- [Required actions]:
**a.** Translate this sentence from the text about Donna and the Doctor into Spanish: "Rose is stunned to hear that it was the Doctor."
**b.** Decide whether each statement agrees with the text about Donna and the Doctor. Answer yes or no for each and quote the deciding words of the text.
(i) The fortune teller settles on a moment in June 2007.
(ii) Sylvia wants Donna to turn left and go to H.C. Clements.
(iii) The army destroys the Racnoss Webstar.
**c.** Please extend the text about Donna and the Doctor, picking up after its final line.

- [Extract to read]:
=-=-=-=-=
Revision as of 07:23, 24 September 2008

It's coming, Donna. It's coming from across the stars and nothing can stop it...Rose Tyler


Synopsis

Donna's entire world collapses, but there’s no sign of the Doctor. Instead, she finds help from a mysterious blonde woman– a traveller from a parallel universe. But, as Donna and Rose Tyler combine forces, are they too late to save the whole of creation from the approaching darkness?

Plot

The Doctor and Donna are on the planet Shan Shen, mixing with the locals. Donna wanders away from the Doctor to explore. A mysterious fortune teller tempts Donna with a reading. The fortune teller searches Donna's past for a single event, finally choosing a moment in June 2007, where Donna and her mother are in a car at a T-junction arguing about her future. Sylvia is trying to persuade Donna to turn right and ask businessman Jival Chowdry for a job; but Donna turns left to go to her planned temp job at H.C. Clements. As the fortune teller attempts to persuade Donna to turn right, something crawls onto Donna's back. Finally, under the fortune teller's persuasion, Donna turns right and alters the course of her life as well as the future of all existence.

It is Christmas Eve 2007, but in an alternate world where Donna, who now never worked for H.C. Clements, has never met the Doctor. The Racnoss Webstar attacks London, and is destroyed by the army, at a terrible cost: near an ambulance and a group of UNIT trucks, Donna overhears a UNIT officer telling someone that they found a body. The Doctor's body. As Donna walks away, a blond figure suddenly appears: the Doctor's former companion Rose Tyler comes running down the street and asks for information about the body that has just been bundled into the ambulance. Rose is stunned to hear that it was the Doctor.

No, your other left!
=-=-=-=-=
- [Data]:
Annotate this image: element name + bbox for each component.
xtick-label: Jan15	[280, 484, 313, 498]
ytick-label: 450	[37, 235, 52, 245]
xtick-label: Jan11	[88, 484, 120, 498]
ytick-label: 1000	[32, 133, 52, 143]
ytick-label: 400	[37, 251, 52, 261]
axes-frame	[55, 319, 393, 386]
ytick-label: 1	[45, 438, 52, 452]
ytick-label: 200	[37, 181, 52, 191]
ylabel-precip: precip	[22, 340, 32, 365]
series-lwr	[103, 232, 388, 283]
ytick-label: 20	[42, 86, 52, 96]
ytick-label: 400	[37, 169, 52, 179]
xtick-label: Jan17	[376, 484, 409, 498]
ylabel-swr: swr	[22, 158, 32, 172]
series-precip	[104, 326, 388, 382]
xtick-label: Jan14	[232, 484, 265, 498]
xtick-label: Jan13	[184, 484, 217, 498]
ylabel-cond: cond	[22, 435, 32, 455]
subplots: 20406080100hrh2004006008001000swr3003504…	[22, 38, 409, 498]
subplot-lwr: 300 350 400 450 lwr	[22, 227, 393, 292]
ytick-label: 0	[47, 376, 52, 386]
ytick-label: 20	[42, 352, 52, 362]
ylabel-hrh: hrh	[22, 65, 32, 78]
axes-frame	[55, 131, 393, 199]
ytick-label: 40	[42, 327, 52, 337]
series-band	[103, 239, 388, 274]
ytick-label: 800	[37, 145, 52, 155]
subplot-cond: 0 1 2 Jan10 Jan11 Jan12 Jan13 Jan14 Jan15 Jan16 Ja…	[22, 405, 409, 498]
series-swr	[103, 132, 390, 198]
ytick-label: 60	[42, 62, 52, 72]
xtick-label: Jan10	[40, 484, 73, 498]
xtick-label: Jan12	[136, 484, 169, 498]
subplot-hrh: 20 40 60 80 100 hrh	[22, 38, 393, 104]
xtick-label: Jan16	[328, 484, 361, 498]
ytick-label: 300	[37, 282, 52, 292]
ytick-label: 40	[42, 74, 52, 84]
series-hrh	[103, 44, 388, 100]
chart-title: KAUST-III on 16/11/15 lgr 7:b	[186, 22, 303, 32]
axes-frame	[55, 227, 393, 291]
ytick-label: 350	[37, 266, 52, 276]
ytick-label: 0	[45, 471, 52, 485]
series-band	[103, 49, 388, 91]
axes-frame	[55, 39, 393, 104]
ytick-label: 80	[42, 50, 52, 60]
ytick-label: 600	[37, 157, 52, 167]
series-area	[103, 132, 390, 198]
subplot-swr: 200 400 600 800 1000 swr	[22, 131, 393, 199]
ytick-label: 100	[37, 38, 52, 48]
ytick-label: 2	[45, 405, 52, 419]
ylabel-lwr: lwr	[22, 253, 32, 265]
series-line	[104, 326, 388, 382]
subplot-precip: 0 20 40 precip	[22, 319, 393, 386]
=-=-=-=-=
- [Task-by-task answers]:
**a.** Rose se queda atónita al oír que era el Doctor.

**b.**
(i) Yes: "finally choosing a moment in June 2007"
(ii) No: "Sylvia is trying to persuade Donna to turn right and ask businessman Jival Chowdry for a job"
(iii) Yes: "The Racnoss Webstar attacks London, and is destroyed by the army"

**c.**
In April 2008, Donna is fired from her job in the photocopying firm. Meanwhile, the Royal Hope Hospital is mysteriously transported to the Moon. When it returns, there is only one survivor: a medical student named Oliver Morgenstern, who relates the terrible events. As in the original timeline, the hospital had been moved by the Judoon and infiltrated by a Plasmavore. Sarah Jane Smith (at the hospital with her son Luke and his friends Maria and Clyde) attempted to fill the Doctor's role, and did manage to stop the MRI machine from irradiating the Earth--but, without the Doctor, the humans couldn't find a way back to Earth, and all suffocated. Medical student Martha Jones gave Morgenstern the last oxygen tank so that someone would survive to tell the story.

As Donna digests the terrible news, Rose reappears, and warns her to leave London for Christmas 2008.

Donna takes Rose's advice, and treats her mum and grandfather to a Christmas holiday in the English countryside. On Christmas morning 2008, they watch in disbelief as a replica of the Titanic is reported to be heading straight for Buckingham Palace. The three run outside and watch, horrified, as a mushroom cloud rises above London.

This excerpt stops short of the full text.